**DO THIS**
Search the records below for the word "mates" and show every line where it occurs.

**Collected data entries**
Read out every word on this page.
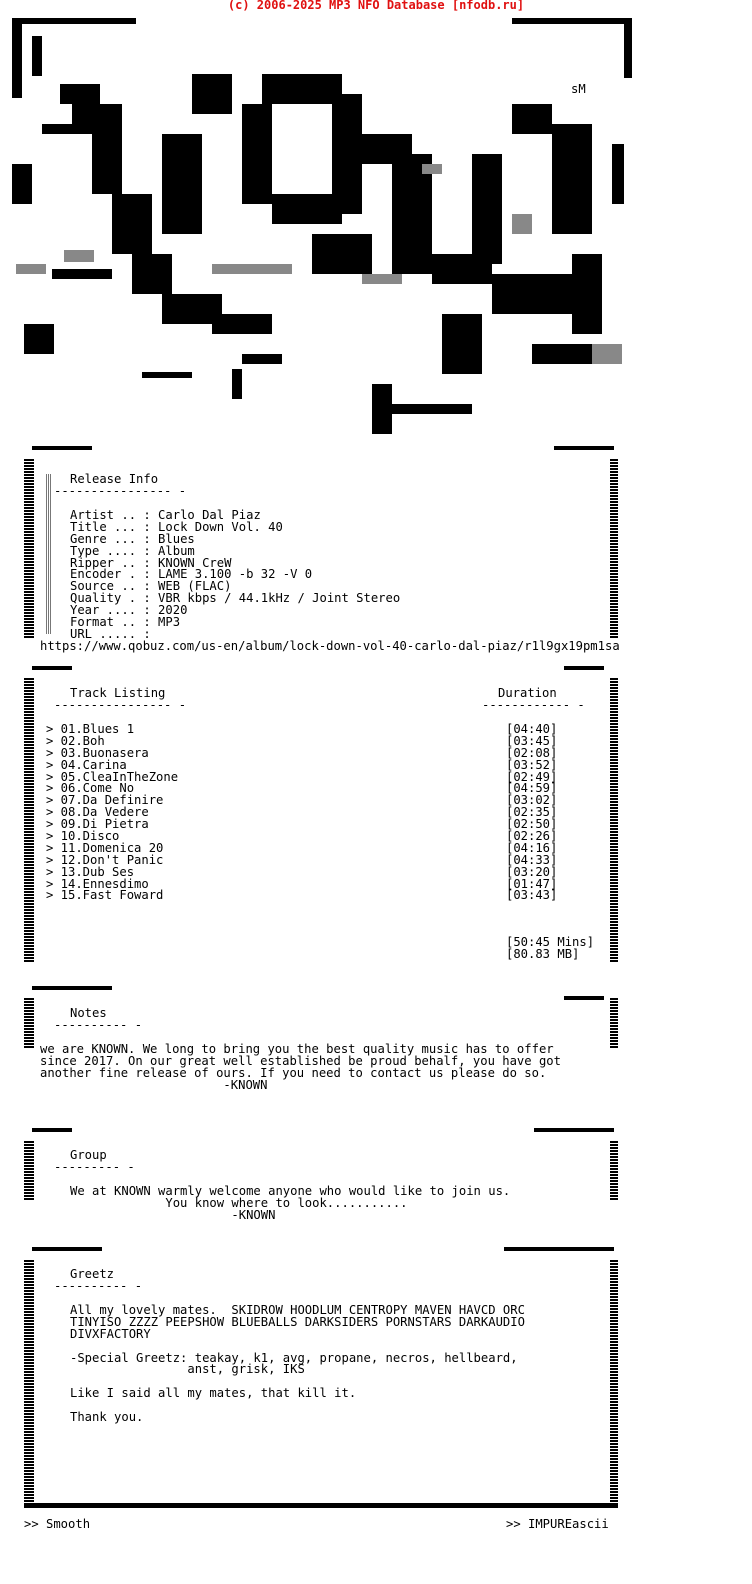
(c) 2006-2025 MP3 NFO Database [nfodb.ru]
sM
Release Info
---------------- -
Artist .. : Carlo Dal Piaz
Title ... : Lock Down Vol. 40
Genre ... : Blues
Type .... : Album
Ripper .. : KNOWN CreW
Encoder . : LAME 3.100 -b 32 -V 0
Source .. : WEB (FLAC)
Quality . : VBR kbps / 44.1kHz / Joint Stereo
Year .... : 2020
Format .. : MP3
URL ..... :
https://www.qobuz.com/us-en/album/lock-down-vol-40-carlo-dal-piaz/r1l9gx19pm1sa
Track Listing
---------------- -
Duration
------------ -
> 01.Blues 1
> 02.Boh
> 03.Buonasera
> 04.Carina
> 05.CleaInTheZone
> 06.Come No
> 07.Da Definire
> 08.Da Vedere
> 09.Di Pietra
> 10.Disco
> 11.Domenica 20
> 12.Don't Panic
> 13.Dub Ses
> 14.Ennesdimo
> 15.Fast Foward
[04:40]
[03:45]
[02:08]
[03:52]
[02:49]
[04:59]
[03:02]
[02:35]
[02:50]
[02:26]
[04:16]
[04:33]
[03:20]
[01:47]
[03:43]
[50:45 Mins]
[80.83 MB]
Notes
---------- -
we are KNOWN. We long to bring you the best quality music has to offer
since 2017. On our great well established be proud behalf, you have got
another fine release of ours. If you need to contact us please do so.
-KNOWN
Group
--------- -
We at KNOWN warmly welcome anyone who would like to join us.
You know where to look...........
-KNOWN
Greetz
---------- -
All my lovely mates.  SKIDROW HOODLUM CENTROPY MAVEN HAVCD ORC
TINYISO ZZZZ PEEPSHOW BLUEBALLS DARKSIDERS PORNSTARS DARKAUDIO
DIVXFACTORY
-Special Greetz: teakay, k1, avg, propane, necros, hellbeard,
anst, grisk, IKS
Like I said all my mates, that kill it.
Thank you.
>> Smooth	>> IMPUREascii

**THE REPLY**
All my lovely mates.  SKIDROW HOODLUM CENTROPY MAVEN HAVCD ORC
Like I said all my mates, that kill it.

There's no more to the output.